EXERCISE INSTRUCTIONS: Set down the whole listing verbatim.

PROVIDED RECORDS:
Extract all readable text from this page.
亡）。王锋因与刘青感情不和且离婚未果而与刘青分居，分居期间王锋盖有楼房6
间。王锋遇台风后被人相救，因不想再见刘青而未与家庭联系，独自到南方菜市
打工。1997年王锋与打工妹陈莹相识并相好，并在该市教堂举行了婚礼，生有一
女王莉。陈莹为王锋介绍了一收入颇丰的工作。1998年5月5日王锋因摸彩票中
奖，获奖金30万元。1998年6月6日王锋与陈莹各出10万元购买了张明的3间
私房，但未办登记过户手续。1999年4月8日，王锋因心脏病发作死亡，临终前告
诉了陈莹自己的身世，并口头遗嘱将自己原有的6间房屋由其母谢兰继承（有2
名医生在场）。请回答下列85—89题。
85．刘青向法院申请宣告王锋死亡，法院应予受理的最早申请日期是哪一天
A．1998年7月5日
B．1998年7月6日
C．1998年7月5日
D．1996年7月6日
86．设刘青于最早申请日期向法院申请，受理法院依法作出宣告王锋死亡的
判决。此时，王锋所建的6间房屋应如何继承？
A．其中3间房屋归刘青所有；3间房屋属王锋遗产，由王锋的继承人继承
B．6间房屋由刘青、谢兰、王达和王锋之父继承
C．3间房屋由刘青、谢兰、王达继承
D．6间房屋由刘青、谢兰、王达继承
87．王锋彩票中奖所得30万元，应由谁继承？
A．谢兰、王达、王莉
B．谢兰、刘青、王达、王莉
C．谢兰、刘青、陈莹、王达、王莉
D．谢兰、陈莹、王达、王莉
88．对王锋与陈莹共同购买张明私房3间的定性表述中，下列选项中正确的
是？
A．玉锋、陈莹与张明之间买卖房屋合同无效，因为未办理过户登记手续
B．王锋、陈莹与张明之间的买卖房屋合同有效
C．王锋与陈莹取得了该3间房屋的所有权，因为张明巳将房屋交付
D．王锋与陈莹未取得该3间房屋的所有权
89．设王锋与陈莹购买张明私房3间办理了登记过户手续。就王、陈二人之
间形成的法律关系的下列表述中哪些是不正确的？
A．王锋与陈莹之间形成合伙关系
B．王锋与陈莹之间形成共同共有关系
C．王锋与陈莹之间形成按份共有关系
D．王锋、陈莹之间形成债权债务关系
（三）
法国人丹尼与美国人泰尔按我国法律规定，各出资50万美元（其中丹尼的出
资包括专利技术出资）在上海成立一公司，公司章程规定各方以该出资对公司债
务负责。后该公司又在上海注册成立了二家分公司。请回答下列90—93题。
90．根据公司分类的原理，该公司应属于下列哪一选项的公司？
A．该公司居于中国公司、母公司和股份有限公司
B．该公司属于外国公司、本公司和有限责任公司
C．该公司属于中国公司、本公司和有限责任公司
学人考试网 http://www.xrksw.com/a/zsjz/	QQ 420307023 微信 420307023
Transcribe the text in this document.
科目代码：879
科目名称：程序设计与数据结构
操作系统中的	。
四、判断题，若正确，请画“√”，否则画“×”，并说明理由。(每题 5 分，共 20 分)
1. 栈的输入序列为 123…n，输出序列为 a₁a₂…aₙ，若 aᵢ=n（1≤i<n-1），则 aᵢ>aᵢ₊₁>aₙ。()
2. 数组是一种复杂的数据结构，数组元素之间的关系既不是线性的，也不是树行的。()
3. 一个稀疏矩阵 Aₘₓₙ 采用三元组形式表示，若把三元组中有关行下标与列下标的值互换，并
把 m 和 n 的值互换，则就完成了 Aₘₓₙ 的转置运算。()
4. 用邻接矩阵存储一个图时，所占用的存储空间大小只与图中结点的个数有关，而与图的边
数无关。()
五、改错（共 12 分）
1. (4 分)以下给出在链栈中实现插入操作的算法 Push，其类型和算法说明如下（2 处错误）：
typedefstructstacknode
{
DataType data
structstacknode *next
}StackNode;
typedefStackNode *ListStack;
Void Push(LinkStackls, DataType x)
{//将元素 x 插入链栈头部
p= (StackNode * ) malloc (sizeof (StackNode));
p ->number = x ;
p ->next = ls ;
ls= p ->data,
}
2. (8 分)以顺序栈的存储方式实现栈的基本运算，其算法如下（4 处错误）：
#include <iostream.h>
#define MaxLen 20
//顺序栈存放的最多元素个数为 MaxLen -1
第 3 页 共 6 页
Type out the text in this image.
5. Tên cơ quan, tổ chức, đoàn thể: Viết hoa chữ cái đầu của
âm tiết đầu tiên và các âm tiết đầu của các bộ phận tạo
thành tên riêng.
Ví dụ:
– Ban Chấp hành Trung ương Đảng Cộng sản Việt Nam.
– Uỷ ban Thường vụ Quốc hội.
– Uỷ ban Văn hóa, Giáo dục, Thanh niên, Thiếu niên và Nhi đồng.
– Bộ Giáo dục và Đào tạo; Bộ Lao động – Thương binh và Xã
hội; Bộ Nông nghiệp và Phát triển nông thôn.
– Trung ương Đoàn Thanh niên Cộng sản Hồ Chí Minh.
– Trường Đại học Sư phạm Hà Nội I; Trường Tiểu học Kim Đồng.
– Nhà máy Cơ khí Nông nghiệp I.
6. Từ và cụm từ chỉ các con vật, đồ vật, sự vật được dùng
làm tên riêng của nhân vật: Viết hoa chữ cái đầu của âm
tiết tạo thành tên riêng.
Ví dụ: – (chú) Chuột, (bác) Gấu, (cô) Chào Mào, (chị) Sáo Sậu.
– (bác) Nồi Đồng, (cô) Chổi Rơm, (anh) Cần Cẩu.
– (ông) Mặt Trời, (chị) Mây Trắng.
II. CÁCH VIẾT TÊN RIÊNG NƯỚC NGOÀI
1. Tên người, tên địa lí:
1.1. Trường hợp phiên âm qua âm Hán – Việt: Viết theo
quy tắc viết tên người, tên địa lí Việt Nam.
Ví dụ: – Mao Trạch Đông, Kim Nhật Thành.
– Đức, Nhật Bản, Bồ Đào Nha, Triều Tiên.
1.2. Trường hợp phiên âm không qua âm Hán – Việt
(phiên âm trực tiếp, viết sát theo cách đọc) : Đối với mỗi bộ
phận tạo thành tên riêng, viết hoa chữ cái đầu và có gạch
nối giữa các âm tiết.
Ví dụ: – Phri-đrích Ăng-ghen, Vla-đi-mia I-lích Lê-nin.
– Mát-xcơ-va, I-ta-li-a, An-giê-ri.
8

SOLVED EXERCISE:
Extract all readable text from this page.
亡）。王锋因与刘青感情不和且离婚未果而与刘青分居，分居期间王锋盖有楼房6
间。王锋遇台风后被人相救，因不想再见刘青而未与家庭联系，独自到南方菜市
打工。1997年王锋与打工妹陈莹相识并相好，并在该市教堂举行了婚礼，生有一
女王莉。陈莹为王锋介绍了一收入颇丰的工作。1998年5月5日王锋因摸彩票中
奖，获奖金30万元。1998年6月6日王锋与陈莹各出10万元购买了张明的3间
私房，但未办登记过户手续。1999年4月8日，王锋因心脏病发作死亡，临终前告
诉了陈莹自己的身世，并口头遗嘱将自己原有的6间房屋由其母谢兰继承（有2
名医生在场）。请回答下列85—89题。
85．刘青向法院申请宣告王锋死亡，法院应予受理的最早申请日期是哪一天
A．1998年7月5日
B．1998年7月6日
C．1998年7月5日
D．1996年7月6日
86．设刘青于最早申请日期向法院申请，受理法院依法作出宣告王锋死亡的
判决。此时，王锋所建的6间房屋应如何继承？
A．其中3间房屋归刘青所有；3间房屋属王锋遗产，由王锋的继承人继承
B．6间房屋由刘青、谢兰、王达和王锋之父继承
C．3间房屋由刘青、谢兰、王达继承
D．6间房屋由刘青、谢兰、王达继承
87．王锋彩票中奖所得30万元，应由谁继承？
A．谢兰、王达、王莉
B．谢兰、刘青、王达、王莉
C．谢兰、刘青、陈莹、王达、王莉
D．谢兰、陈莹、王达、王莉
88．对王锋与陈莹共同购买张明私房3间的定性表述中，下列选项中正确的
是？
A．玉锋、陈莹与张明之间买卖房屋合同无效，因为未办理过户登记手续
B．王锋、陈莹与张明之间的买卖房屋合同有效
C．王锋与陈莹取得了该3间房屋的所有权，因为张明巳将房屋交付
D．王锋与陈莹未取得该3间房屋的所有权
89．设王锋与陈莹购买张明私房3间办理了登记过户手续。就王、陈二人之
间形成的法律关系的下列表述中哪些是不正确的？
A．王锋与陈莹之间形成合伙关系
B．王锋与陈莹之间形成共同共有关系
C．王锋与陈莹之间形成按份共有关系
D．王锋、陈莹之间形成债权债务关系
（三）
法国人丹尼与美国人泰尔按我国法律规定，各出资50万美元（其中丹尼的出
资包括专利技术出资）在上海成立一公司，公司章程规定各方以该出资对公司债
务负责。后该公司又在上海注册成立了二家分公司。请回答下列90—93题。
90．根据公司分类的原理，该公司应属于下列哪一选项的公司？
A．该公司居于中国公司、母公司和股份有限公司
B．该公司属于外国公司、本公司和有限责任公司
C．该公司属于中国公司、本公司和有限责任公司
学人考试网 http://www.xrksw.com/a/zsjz/	QQ 420307023 微信 420307023
Transcribe the text in this document.
科目代码：879
科目名称：程序设计与数据结构
操作系统中的	。
四、判断题，若正确，请画“√”，否则画“×”，并说明理由。(每题 5 分，共 20 分)
1. 栈的输入序列为 123…n，输出序列为 a₁a₂…aₙ，若 aᵢ=n（1≤i<n-1），则 aᵢ>aᵢ₊₁>aₙ。()
2. 数组是一种复杂的数据结构，数组元素之间的关系既不是线性的，也不是树行的。()
3. 一个稀疏矩阵 Aₘₓₙ 采用三元组形式表示，若把三元组中有关行下标与列下标的值互换，并
把 m 和 n 的值互换，则就完成了 Aₘₓₙ 的转置运算。()
4. 用邻接矩阵存储一个图时，所占用的存储空间大小只与图中结点的个数有关，而与图的边
数无关。()
五、改错（共 12 分）
1. (4 分)以下给出在链栈中实现插入操作的算法 Push，其类型和算法说明如下（2 处错误）：
typedefstructstacknode
{
DataType data
structstacknode *next
}StackNode;
typedefStackNode *ListStack;
Void Push(LinkStackls, DataType x)
{//将元素 x 插入链栈头部
p= (StackNode * ) malloc (sizeof (StackNode));
p ->number = x ;
p ->next = ls ;
ls= p ->data,
}
2. (8 分)以顺序栈的存储方式实现栈的基本运算，其算法如下（4 处错误）：
#include <iostream.h>
#define MaxLen 20
//顺序栈存放的最多元素个数为 MaxLen -1
第 3 页 共 6 页
Type out the text in this image.
5. Tên cơ quan, tổ chức, đoàn thể: Viết hoa chữ cái đầu của
âm tiết đầu tiên và các âm tiết đầu của các bộ phận tạo
thành tên riêng.
Ví dụ:
– Ban Chấp hành Trung ương Đảng Cộng sản Việt Nam.
– Uỷ ban Thường vụ Quốc hội.
– Uỷ ban Văn hóa, Giáo dục, Thanh niên, Thiếu niên và Nhi đồng.
– Bộ Giáo dục và Đào tạo; Bộ Lao động – Thương binh và Xã
hội; Bộ Nông nghiệp và Phát triển nông thôn.
– Trung ương Đoàn Thanh niên Cộng sản Hồ Chí Minh.
– Trường Đại học Sư phạm Hà Nội I; Trường Tiểu học Kim Đồng.
– Nhà máy Cơ khí Nông nghiệp I.
6. Từ và cụm từ chỉ các con vật, đồ vật, sự vật được dùng
làm tên riêng của nhân vật: Viết hoa chữ cái đầu của âm
tiết tạo thành tên riêng.
Ví dụ: – (chú) Chuột, (bác) Gấu, (cô) Chào Mào, (chị) Sáo Sậu.
– (bác) Nồi Đồng, (cô) Chổi Rơm, (anh) Cần Cẩu.
– (ông) Mặt Trời, (chị) Mây Trắng.
II. CÁCH VIẾT TÊN RIÊNG NƯỚC NGOÀI
1. Tên người, tên địa lí:
1.1. Trường hợp phiên âm qua âm Hán – Việt: Viết theo
quy tắc viết tên người, tên địa lí Việt Nam.
Ví dụ: – Mao Trạch Đông, Kim Nhật Thành.
– Đức, Nhật Bản, Bồ Đào Nha, Triều Tiên.
1.2. Trường hợp phiên âm không qua âm Hán – Việt
(phiên âm trực tiếp, viết sát theo cách đọc) : Đối với mỗi bộ
phận tạo thành tên riêng, viết hoa chữ cái đầu và có gạch
nối giữa các âm tiết.
Ví dụ: – Phri-đrích Ăng-ghen, Vla-đi-mia I-lích Lê-nin.
– Mát-xcơ-va, I-ta-li-a, An-giê-ri.
8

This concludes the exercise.